Pick out all lines with the word "JSON" from the records that follow.

Items from a data source:
* * * *
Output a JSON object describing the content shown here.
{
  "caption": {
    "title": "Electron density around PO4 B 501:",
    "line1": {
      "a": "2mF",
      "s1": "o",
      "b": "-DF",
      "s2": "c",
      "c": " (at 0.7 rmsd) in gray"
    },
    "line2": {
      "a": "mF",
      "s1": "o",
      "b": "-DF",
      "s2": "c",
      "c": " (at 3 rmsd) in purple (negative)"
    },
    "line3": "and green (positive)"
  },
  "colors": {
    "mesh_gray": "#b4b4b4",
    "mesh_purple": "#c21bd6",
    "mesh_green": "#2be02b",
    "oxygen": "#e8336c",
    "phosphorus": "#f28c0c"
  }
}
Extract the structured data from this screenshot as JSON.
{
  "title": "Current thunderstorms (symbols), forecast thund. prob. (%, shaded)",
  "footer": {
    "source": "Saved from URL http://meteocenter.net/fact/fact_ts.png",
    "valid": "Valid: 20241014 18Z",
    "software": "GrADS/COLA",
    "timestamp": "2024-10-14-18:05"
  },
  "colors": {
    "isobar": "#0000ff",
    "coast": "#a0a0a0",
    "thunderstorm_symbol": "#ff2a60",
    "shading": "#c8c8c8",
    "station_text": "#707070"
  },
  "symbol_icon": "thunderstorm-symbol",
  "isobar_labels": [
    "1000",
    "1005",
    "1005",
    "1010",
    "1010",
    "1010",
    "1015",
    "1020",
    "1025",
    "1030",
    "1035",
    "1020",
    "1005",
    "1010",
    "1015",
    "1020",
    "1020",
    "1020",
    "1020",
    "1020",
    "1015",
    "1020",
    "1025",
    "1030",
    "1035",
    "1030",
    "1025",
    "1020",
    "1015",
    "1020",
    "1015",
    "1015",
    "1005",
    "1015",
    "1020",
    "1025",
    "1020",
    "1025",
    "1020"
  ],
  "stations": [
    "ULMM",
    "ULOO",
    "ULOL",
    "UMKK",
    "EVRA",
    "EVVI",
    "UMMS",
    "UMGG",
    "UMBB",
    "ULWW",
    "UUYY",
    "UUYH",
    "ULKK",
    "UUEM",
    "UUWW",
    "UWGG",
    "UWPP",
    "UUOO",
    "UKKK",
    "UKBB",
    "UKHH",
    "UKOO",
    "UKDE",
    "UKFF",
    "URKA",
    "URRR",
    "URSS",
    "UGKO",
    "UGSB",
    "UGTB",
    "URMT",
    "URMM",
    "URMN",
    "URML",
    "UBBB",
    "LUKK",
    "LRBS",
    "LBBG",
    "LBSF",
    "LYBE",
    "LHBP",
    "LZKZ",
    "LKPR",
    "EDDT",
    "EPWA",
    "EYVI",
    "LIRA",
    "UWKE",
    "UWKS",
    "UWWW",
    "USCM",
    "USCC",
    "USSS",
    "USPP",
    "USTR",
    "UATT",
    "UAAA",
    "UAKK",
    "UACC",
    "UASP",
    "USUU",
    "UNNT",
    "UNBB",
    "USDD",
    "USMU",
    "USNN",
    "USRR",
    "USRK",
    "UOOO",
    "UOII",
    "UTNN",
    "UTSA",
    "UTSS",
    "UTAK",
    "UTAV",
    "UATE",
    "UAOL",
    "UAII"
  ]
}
* * * *
* _REPLY_
Output a JSON object describing the content shown here.
Extract the structured data from this screenshot as JSON.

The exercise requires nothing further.